• _TO BE DONE_
In the material below, find all lines with the string "Testicular" and copy them.

************

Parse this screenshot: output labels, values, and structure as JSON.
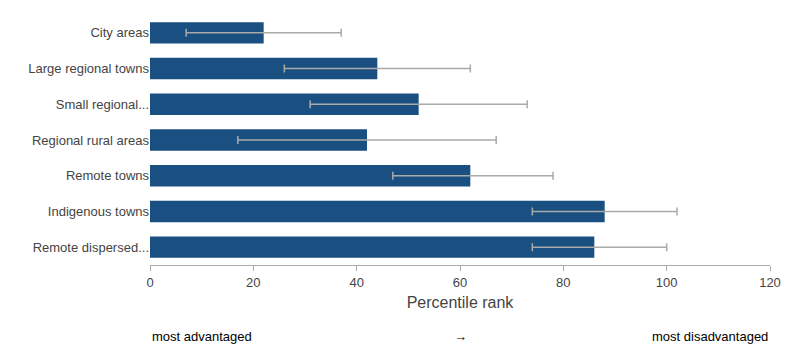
{
  "chart_data": {
    "type": "bar",
    "orientation": "horizontal",
    "categories": [
      "City areas",
      "Large regional towns",
      "Small regional...",
      "Regional rural areas",
      "Remote towns",
      "Indigenous towns",
      "Remote dispersed..."
    ],
    "values": [
      22,
      44,
      52,
      42,
      62,
      88,
      86
    ],
    "error_bars": {
      "low": [
        7,
        26,
        31,
        17,
        47,
        74,
        74
      ],
      "high": [
        37,
        62,
        73,
        67,
        78,
        102,
        100
      ],
      "color": "#aaaaaa"
    },
    "color": "#1a4f82",
    "xlabel": "Percentile rank",
    "xlim": [
      0,
      120
    ],
    "xticks": [
      0,
      20,
      40,
      60,
      80,
      100,
      120
    ],
    "grid": false,
    "annotations": [
      "most advantaged",
      "→",
      "most disadvantaged"
    ]
  }
}
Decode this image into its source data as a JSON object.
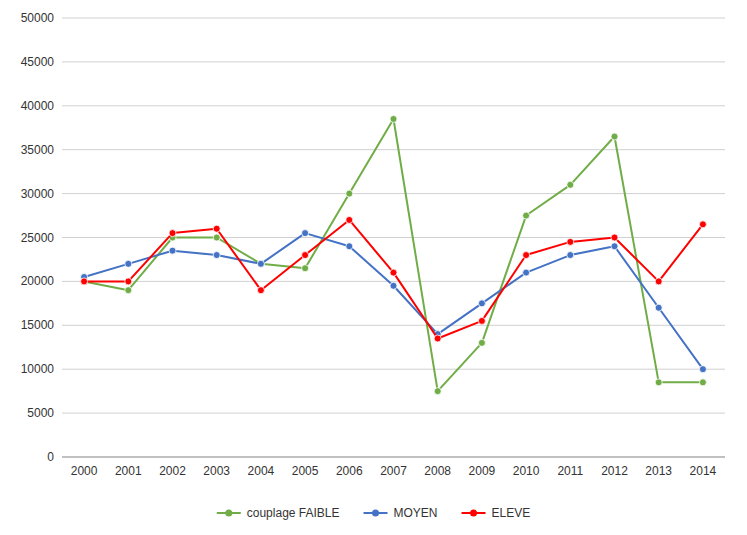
{
  "chart_data": {
    "type": "line",
    "x": [
      2000,
      2001,
      2002,
      2003,
      2004,
      2005,
      2006,
      2007,
      2008,
      2009,
      2010,
      2011,
      2012,
      2013,
      2014
    ],
    "xlim": [
      1999.5,
      2014.5
    ],
    "xticks": [
      2000,
      2001,
      2002,
      2003,
      2004,
      2005,
      2006,
      2007,
      2008,
      2009,
      2010,
      2011,
      2012,
      2013,
      2014
    ],
    "ylim": [
      0,
      50000
    ],
    "yticks": [
      0,
      5000,
      10000,
      15000,
      20000,
      25000,
      30000,
      35000,
      40000,
      45000,
      50000
    ],
    "grid": "y",
    "legend": "bottom",
    "marker": "circle",
    "series": [
      {
        "name": "couplage FAIBLE",
        "color": "#70AD47",
        "values": [
          20000,
          19000,
          25000,
          25000,
          22000,
          21500,
          30000,
          38500,
          7500,
          13000,
          27500,
          31000,
          36500,
          8500,
          8500
        ]
      },
      {
        "name": "MOYEN",
        "color": "#4472C4",
        "values": [
          20500,
          22000,
          23500,
          23000,
          22000,
          25500,
          24000,
          19500,
          14000,
          17500,
          21000,
          23000,
          24000,
          17000,
          10000
        ]
      },
      {
        "name": "ELEVE",
        "color": "#FF0000",
        "values": [
          20000,
          20000,
          25500,
          26000,
          19000,
          23000,
          27000,
          21000,
          13500,
          15500,
          23000,
          24500,
          25000,
          20000,
          26500
        ]
      }
    ]
  }
}
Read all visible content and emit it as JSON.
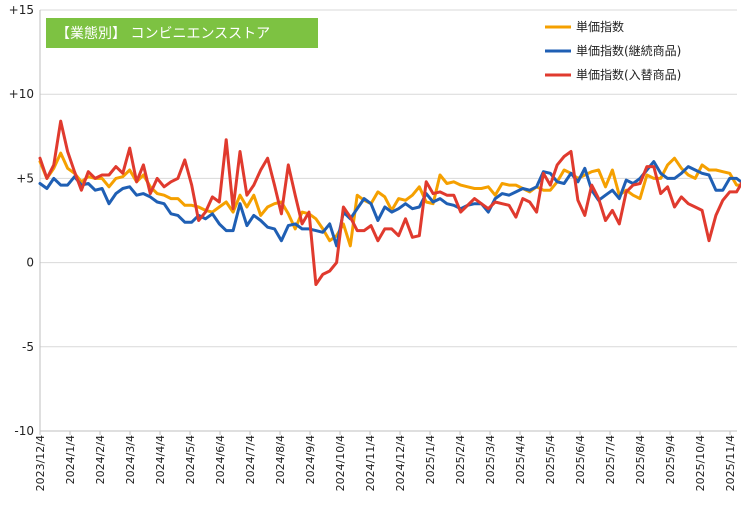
{
  "chart_data": {
    "type": "line",
    "title": "【業態別】 コンビニエンスストア",
    "title_bg": "#7dc242",
    "y_ticks": [
      "+15",
      "+10",
      "+5",
      "0",
      "-5",
      "-10"
    ],
    "y_tick_values": [
      15,
      10,
      5,
      0,
      -5,
      -10
    ],
    "ylim": [
      -10,
      15
    ],
    "x_tick_labels": [
      "2023/12/4",
      "2024/1/4",
      "2024/2/4",
      "2024/3/4",
      "2024/4/4",
      "2024/5/4",
      "2024/6/4",
      "2024/7/4",
      "2024/8/4",
      "2024/9/4",
      "2024/10/4",
      "2024/11/4",
      "2024/12/4",
      "2025/1/4",
      "2025/2/4",
      "2025/3/4",
      "2025/4/4",
      "2025/5/4",
      "2025/6/4",
      "2025/7/4",
      "2025/8/4",
      "2025/9/4",
      "2025/10/4",
      "2025/11/4"
    ],
    "points_per_month": 4.35,
    "legend_position": "top-right",
    "grid": "horizontal",
    "series": [
      {
        "name": "単価指数",
        "color": "#f5a000",
        "values": [
          6.0,
          5.0,
          5.6,
          6.5,
          5.6,
          5.3,
          4.8,
          5.1,
          5.0,
          5.0,
          4.5,
          5.0,
          5.1,
          5.5,
          4.8,
          5.2,
          4.5,
          4.1,
          4.0,
          3.8,
          3.8,
          3.4,
          3.4,
          3.3,
          3.1,
          3.0,
          3.3,
          3.6,
          3.0,
          4.0,
          3.3,
          4.0,
          2.8,
          3.3,
          3.5,
          3.6,
          2.9,
          2.0,
          3.0,
          2.9,
          2.6,
          2.0,
          1.3,
          1.6,
          2.3,
          1.0,
          4.0,
          3.7,
          3.5,
          4.2,
          3.9,
          3.1,
          3.8,
          3.7,
          4.0,
          4.5,
          3.6,
          3.5,
          5.2,
          4.7,
          4.8,
          4.6,
          4.5,
          4.4,
          4.4,
          4.5,
          4.0,
          4.7,
          4.6,
          4.6,
          4.4,
          4.2,
          4.5,
          4.3,
          4.3,
          4.8,
          5.5,
          5.3,
          5.0,
          5.2,
          5.4,
          5.5,
          4.5,
          5.5,
          4.0,
          4.3,
          4.0,
          3.8,
          5.2,
          5.0,
          5.0,
          5.8,
          6.2,
          5.6,
          5.2,
          5.0,
          5.8,
          5.5,
          5.5,
          5.4,
          5.3,
          4.6,
          4.6,
          5.3,
          5.2,
          5.3,
          5.5,
          5.0
        ]
      },
      {
        "name": "単価指数(継続商品)",
        "color": "#1f5fb4",
        "values": [
          4.7,
          4.4,
          5.0,
          4.6,
          4.6,
          5.1,
          4.6,
          4.7,
          4.3,
          4.4,
          3.5,
          4.1,
          4.4,
          4.5,
          4.0,
          4.1,
          3.9,
          3.6,
          3.5,
          2.9,
          2.8,
          2.4,
          2.4,
          2.8,
          2.6,
          2.9,
          2.3,
          1.9,
          1.9,
          3.5,
          2.2,
          2.8,
          2.5,
          2.1,
          2.0,
          1.3,
          2.2,
          2.3,
          2.0,
          2.0,
          1.9,
          1.8,
          2.3,
          1.0,
          3.0,
          2.6,
          3.2,
          3.8,
          3.5,
          2.5,
          3.3,
          3.0,
          3.2,
          3.5,
          3.2,
          3.3,
          4.1,
          3.6,
          3.8,
          3.5,
          3.4,
          3.2,
          3.4,
          3.5,
          3.5,
          3.0,
          3.8,
          4.1,
          4.0,
          4.2,
          4.4,
          4.3,
          4.5,
          5.4,
          5.3,
          4.8,
          4.7,
          5.3,
          4.8,
          5.6,
          4.3,
          3.7,
          4.0,
          4.3,
          3.8,
          4.9,
          4.7,
          5.0,
          5.5,
          6.0,
          5.3,
          5.0,
          5.0,
          5.3,
          5.7,
          5.5,
          5.3,
          5.2,
          4.3,
          4.3,
          5.0,
          5.0,
          4.7,
          5.0,
          4.5,
          4.1
        ]
      },
      {
        "name": "単価指数(入替商品)",
        "color": "#e03a2e",
        "values": [
          6.2,
          5.0,
          5.8,
          8.4,
          6.6,
          5.4,
          4.3,
          5.4,
          5.0,
          5.2,
          5.2,
          5.7,
          5.3,
          6.8,
          4.8,
          5.8,
          4.1,
          5.0,
          4.5,
          4.8,
          5.0,
          6.1,
          4.6,
          2.5,
          3.0,
          3.9,
          3.6,
          7.3,
          3.2,
          6.6,
          4.0,
          4.6,
          5.5,
          6.2,
          4.6,
          2.9,
          5.8,
          4.0,
          2.3,
          3.0,
          -1.3,
          -0.7,
          -0.5,
          0.0,
          3.3,
          2.7,
          1.9,
          1.9,
          2.2,
          1.3,
          2.0,
          2.0,
          1.6,
          2.6,
          1.5,
          1.6,
          4.8,
          4.1,
          4.2,
          4.0,
          4.0,
          3.0,
          3.4,
          3.8,
          3.5,
          3.2,
          3.6,
          3.5,
          3.4,
          2.7,
          3.8,
          3.6,
          3.0,
          5.3,
          4.6,
          5.8,
          6.3,
          6.6,
          3.7,
          2.8,
          4.6,
          3.8,
          2.5,
          3.1,
          2.3,
          4.2,
          4.6,
          4.7,
          5.7,
          5.7,
          4.1,
          4.5,
          3.3,
          3.9,
          3.5,
          3.3,
          3.1,
          1.3,
          2.8,
          3.7,
          4.2,
          4.2,
          4.9,
          4.8,
          4.9,
          4.9
        ]
      }
    ]
  }
}
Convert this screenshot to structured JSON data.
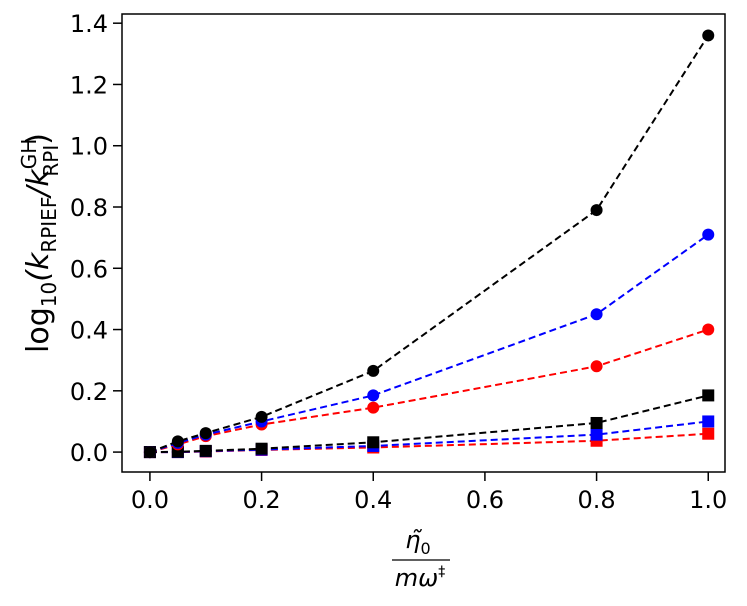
{
  "chart_data": {
    "type": "line",
    "title": "",
    "xlabel_numerator": "η̃",
    "xlabel_numerator_sub": "0",
    "xlabel_denominator": "mω",
    "xlabel_denominator_sup": "‡",
    "ylabel_parts": {
      "prefix": "log",
      "sub10": "10",
      "open": "(k",
      "sub1": "RPIEF",
      "slash": "/k",
      "sup2": "GH",
      "sub2": "RPI",
      "close": ")"
    },
    "xlim": [
      -0.05,
      1.03
    ],
    "ylim": [
      -0.065,
      1.43
    ],
    "xticks": [
      0.0,
      0.2,
      0.4,
      0.6,
      0.8,
      1.0
    ],
    "xtick_labels": [
      "0.0",
      "0.2",
      "0.4",
      "0.6",
      "0.8",
      "1.0"
    ],
    "yticks": [
      0.0,
      0.2,
      0.4,
      0.6,
      0.8,
      1.0,
      1.2,
      1.4
    ],
    "ytick_labels": [
      "0.0",
      "0.2",
      "0.4",
      "0.6",
      "0.8",
      "1.0",
      "1.2",
      "1.4"
    ],
    "grid": false,
    "x": [
      0.0,
      0.05,
      0.1,
      0.2,
      0.4,
      0.8,
      1.0
    ],
    "series": [
      {
        "name": "black-circles",
        "color": "#000000",
        "marker": "circle",
        "values": [
          0.0,
          0.035,
          0.062,
          0.115,
          0.265,
          0.79,
          1.36
        ]
      },
      {
        "name": "blue-circles",
        "color": "#0000ff",
        "marker": "circle",
        "values": [
          0.0,
          0.03,
          0.057,
          0.1,
          0.185,
          0.45,
          0.71
        ]
      },
      {
        "name": "red-circles",
        "color": "#ff0000",
        "marker": "circle",
        "values": [
          0.0,
          0.025,
          0.052,
          0.09,
          0.145,
          0.28,
          0.4
        ]
      },
      {
        "name": "black-squares",
        "color": "#000000",
        "marker": "square",
        "values": [
          0.0,
          0.001,
          0.004,
          0.011,
          0.032,
          0.095,
          0.185
        ]
      },
      {
        "name": "blue-squares",
        "color": "#0000ff",
        "marker": "square",
        "values": [
          0.0,
          0.0,
          0.003,
          0.008,
          0.02,
          0.057,
          0.1
        ]
      },
      {
        "name": "red-squares",
        "color": "#ff0000",
        "marker": "square",
        "values": [
          0.0,
          0.0,
          0.002,
          0.007,
          0.015,
          0.037,
          0.06
        ]
      }
    ]
  }
}
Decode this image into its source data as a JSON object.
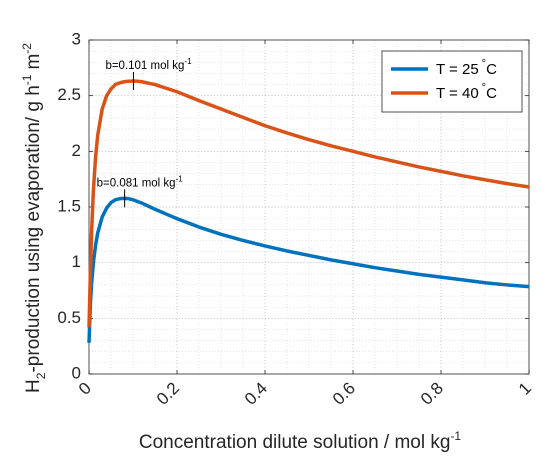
{
  "chart_data": {
    "type": "line",
    "xlabel": "Concentration dilute solution / mol kg",
    "xlabel_sup": "-1",
    "ylabel": {
      "prefix": "H",
      "sub": "2",
      "middle": "-production using evaporation/ g h",
      "sup1": "-1",
      "unit2": "m",
      "sup2": "-2"
    },
    "xlim": [
      0,
      1
    ],
    "ylim": [
      0,
      3
    ],
    "xticks": [
      0,
      0.2,
      0.4,
      0.6,
      0.8,
      1
    ],
    "xtick_labels": [
      "0",
      "0.2",
      "0.4",
      "0.6",
      "0.8",
      "1"
    ],
    "yticks": [
      0,
      0.5,
      1,
      1.5,
      2,
      2.5,
      3
    ],
    "ytick_labels": [
      "0",
      "0.5",
      "1",
      "1.5",
      "2",
      "2.5",
      "3"
    ],
    "grid": "major and minor (dotted)",
    "legend_position": "top-right",
    "series": [
      {
        "name": "T = 25 °C",
        "label_main": "T = 25",
        "label_sup": "°",
        "label_unit": "C",
        "color": "#0072BD",
        "x": [
          0.0,
          0.003,
          0.006,
          0.01,
          0.015,
          0.02,
          0.03,
          0.04,
          0.05,
          0.06,
          0.07,
          0.081,
          0.09,
          0.1,
          0.12,
          0.15,
          0.2,
          0.25,
          0.3,
          0.35,
          0.4,
          0.45,
          0.5,
          0.55,
          0.6,
          0.65,
          0.7,
          0.75,
          0.8,
          0.85,
          0.9,
          0.95,
          1.0
        ],
        "y": [
          0.28,
          0.62,
          0.82,
          1.0,
          1.16,
          1.27,
          1.41,
          1.49,
          1.54,
          1.565,
          1.575,
          1.578,
          1.575,
          1.565,
          1.535,
          1.48,
          1.395,
          1.32,
          1.255,
          1.2,
          1.15,
          1.105,
          1.065,
          1.025,
          0.99,
          0.955,
          0.925,
          0.895,
          0.87,
          0.845,
          0.82,
          0.8,
          0.785
        ]
      },
      {
        "name": "T = 40 °C",
        "label_main": "T = 40",
        "label_sup": "°",
        "label_unit": "C",
        "color": "#D95319",
        "x": [
          0.0,
          0.003,
          0.006,
          0.01,
          0.015,
          0.02,
          0.03,
          0.04,
          0.05,
          0.06,
          0.07,
          0.08,
          0.09,
          0.101,
          0.11,
          0.12,
          0.15,
          0.2,
          0.25,
          0.3,
          0.35,
          0.4,
          0.45,
          0.5,
          0.55,
          0.6,
          0.65,
          0.7,
          0.75,
          0.8,
          0.85,
          0.9,
          0.95,
          1.0
        ],
        "y": [
          0.42,
          0.9,
          1.28,
          1.65,
          1.95,
          2.15,
          2.38,
          2.5,
          2.56,
          2.6,
          2.615,
          2.625,
          2.63,
          2.632,
          2.63,
          2.625,
          2.6,
          2.535,
          2.455,
          2.38,
          2.305,
          2.23,
          2.165,
          2.105,
          2.05,
          2.0,
          1.95,
          1.905,
          1.86,
          1.82,
          1.78,
          1.745,
          1.71,
          1.68
        ]
      }
    ],
    "annotations": [
      {
        "text": "b=0.101 mol kg",
        "sup": "-1",
        "x": 0.101,
        "y": 2.632,
        "series": 1
      },
      {
        "text": "b=0.081 mol kg",
        "sup": "-1",
        "x": 0.081,
        "y": 1.578,
        "series": 0
      }
    ]
  }
}
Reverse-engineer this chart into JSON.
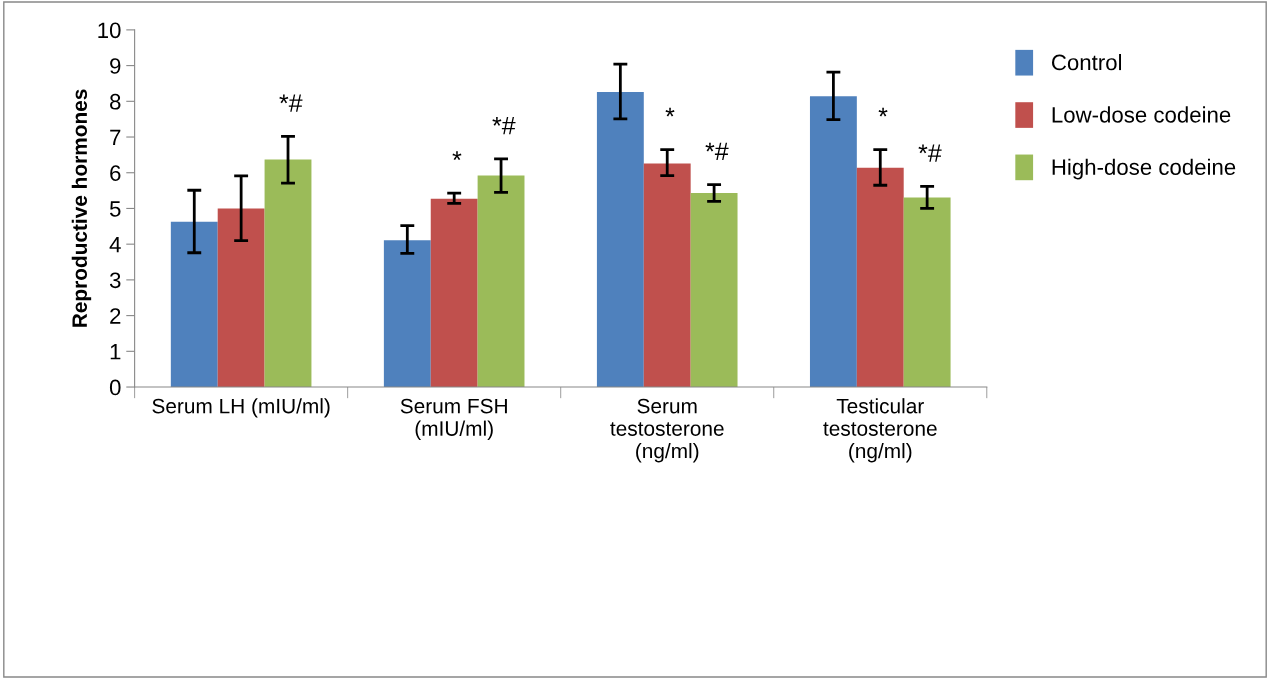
{
  "chart_data": {
    "type": "bar",
    "ylabel": "Reproductive hormones",
    "categories": [
      "Serum LH (mIU/ml)",
      "Serum FSH\n(mIU/ml)",
      "Serum\ntestosterone\n(ng/ml)",
      "Testicular\ntestosterone\n(ng/ml)"
    ],
    "series": [
      {
        "name": "Control",
        "color": "#4f81bd",
        "values": [
          4.63,
          4.11,
          8.26,
          8.14
        ],
        "errors": [
          [
            3.76,
            5.51
          ],
          [
            3.74,
            4.52
          ],
          [
            7.51,
            9.04
          ],
          [
            7.49,
            8.82
          ]
        ]
      },
      {
        "name": "Low-dose codeine",
        "color": "#c0504d",
        "values": [
          5.0,
          5.27,
          6.26,
          6.14
        ],
        "errors": [
          [
            4.1,
            5.91
          ],
          [
            5.14,
            5.43
          ],
          [
            5.92,
            6.65
          ],
          [
            5.65,
            6.65
          ]
        ]
      },
      {
        "name": "High-dose codeine",
        "color": "#9bbb59",
        "values": [
          6.37,
          5.92,
          5.43,
          5.31
        ],
        "errors": [
          [
            5.71,
            7.02
          ],
          [
            5.45,
            6.39
          ],
          [
            5.2,
            5.67
          ],
          [
            5.0,
            5.62
          ]
        ]
      }
    ],
    "ylim": [
      0,
      10
    ],
    "yticks": [
      0,
      1,
      2,
      3,
      4,
      5,
      6,
      7,
      8,
      9,
      10
    ],
    "grid": false,
    "legend": "top right",
    "annotations": [
      "*#",
      {
        "text": "*",
        "x": "Serum FSH\n(mIU/ml)",
        "y": 5.27
      },
      "*#",
      {
        "text": "*",
        "x": "Serum\ntestosterone\n(ng/ml)",
        "y": 6.26
      },
      "*#",
      {
        "text": "*",
        "x": "Testicular\ntestosterone\n(ng/ml)",
        "y": 6.14
      },
      "*#"
    ]
  }
}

************

• _FULL SOLUTION_
      "Testicular\ntestosterone\n(ng/ml)"
        "x": "Testicular\ntestosterone\n(ng/ml)",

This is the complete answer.